● Task objective:
Pictures in the records should not be copied, but every other part must be repeated exactly.

[Saved data entries]
================================
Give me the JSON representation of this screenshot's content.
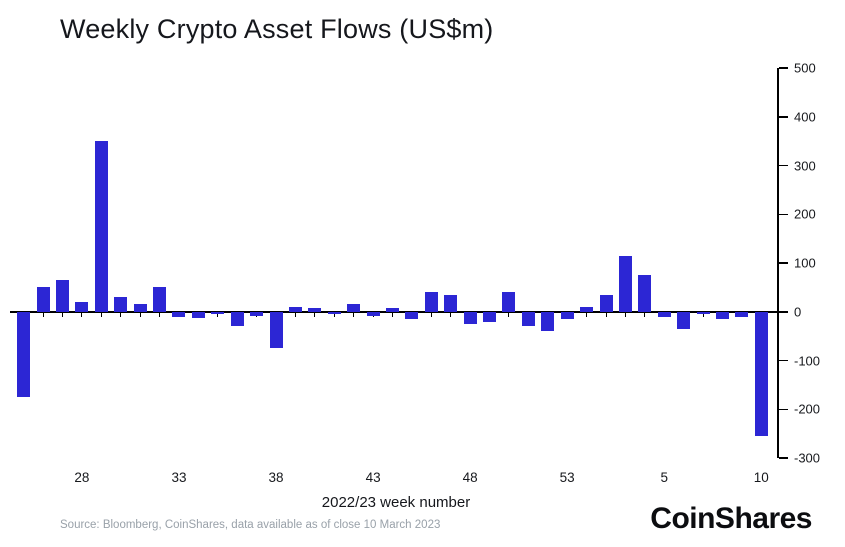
{
  "title": "Weekly Crypto Asset Flows (US$m)",
  "xlabel": "2022/23 week number",
  "source": "Source: Bloomberg, CoinShares, data available as of close 10 March 2023",
  "logo": "CoinShares",
  "colors": {
    "bar": "#2c26d4",
    "axis": "#000000",
    "text": "#17191d",
    "source_text": "#99a1a9"
  },
  "chart_data": {
    "type": "bar",
    "title": "Weekly Crypto Asset Flows (US$m)",
    "xlabel": "2022/23 week number",
    "ylabel": "",
    "ylim": [
      -300,
      500
    ],
    "yticks": [
      500,
      400,
      300,
      200,
      100,
      0,
      -100,
      -200,
      -300
    ],
    "grid": false,
    "legend": "none",
    "x": [
      25,
      26,
      27,
      28,
      29,
      30,
      31,
      32,
      33,
      34,
      35,
      36,
      37,
      38,
      39,
      40,
      41,
      42,
      43,
      44,
      45,
      46,
      47,
      48,
      49,
      50,
      51,
      52,
      53,
      1,
      2,
      3,
      4,
      5,
      6,
      7,
      8,
      9,
      10
    ],
    "values": [
      -175,
      50,
      65,
      20,
      350,
      30,
      15,
      50,
      -10,
      -12,
      -5,
      -30,
      -8,
      -75,
      10,
      8,
      -5,
      15,
      -8,
      8,
      -15,
      40,
      35,
      -25,
      -20,
      40,
      -30,
      -40,
      -15,
      10,
      35,
      115,
      75,
      -10,
      -35,
      -5,
      -15,
      -10,
      -255
    ],
    "xtick_labels": [
      "28",
      "33",
      "38",
      "43",
      "48",
      "53",
      "5",
      "10"
    ],
    "xtick_indices": [
      3,
      8,
      13,
      18,
      23,
      28,
      33,
      38
    ]
  }
}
================================
● Right answer:
Give me the JSON representation of this screenshot's content.
{
  "title": "Weekly Crypto Asset Flows (US$m)",
  "xlabel": "2022/23 week number",
  "source": "Source: Bloomberg, CoinShares, data available as of close 10 March 2023",
  "logo": "CoinShares",
  "colors": {
    "bar": "#2c26d4",
    "axis": "#000000",
    "text": "#17191d",
    "source_text": "#99a1a9"
  },
  "chart_data": {
    "type": "bar",
    "title": "Weekly Crypto Asset Flows (US$m)",
    "xlabel": "2022/23 week number",
    "ylabel": "",
    "ylim": [
      -300,
      500
    ],
    "yticks": [
      500,
      400,
      300,
      200,
      100,
      0,
      -100,
      -200,
      -300
    ],
    "grid": false,
    "legend": "none",
    "x": [
      25,
      26,
      27,
      28,
      29,
      30,
      31,
      32,
      33,
      34,
      35,
      36,
      37,
      38,
      39,
      40,
      41,
      42,
      43,
      44,
      45,
      46,
      47,
      48,
      49,
      50,
      51,
      52,
      53,
      1,
      2,
      3,
      4,
      5,
      6,
      7,
      8,
      9,
      10
    ],
    "values": [
      -175,
      50,
      65,
      20,
      350,
      30,
      15,
      50,
      -10,
      -12,
      -5,
      -30,
      -8,
      -75,
      10,
      8,
      -5,
      15,
      -8,
      8,
      -15,
      40,
      35,
      -25,
      -20,
      40,
      -30,
      -40,
      -15,
      10,
      35,
      115,
      75,
      -10,
      -35,
      -5,
      -15,
      -10,
      -255
    ],
    "xtick_labels": [
      "28",
      "33",
      "38",
      "43",
      "48",
      "53",
      "5",
      "10"
    ],
    "xtick_indices": [
      3,
      8,
      13,
      18,
      23,
      28,
      33,
      38
    ]
  }
}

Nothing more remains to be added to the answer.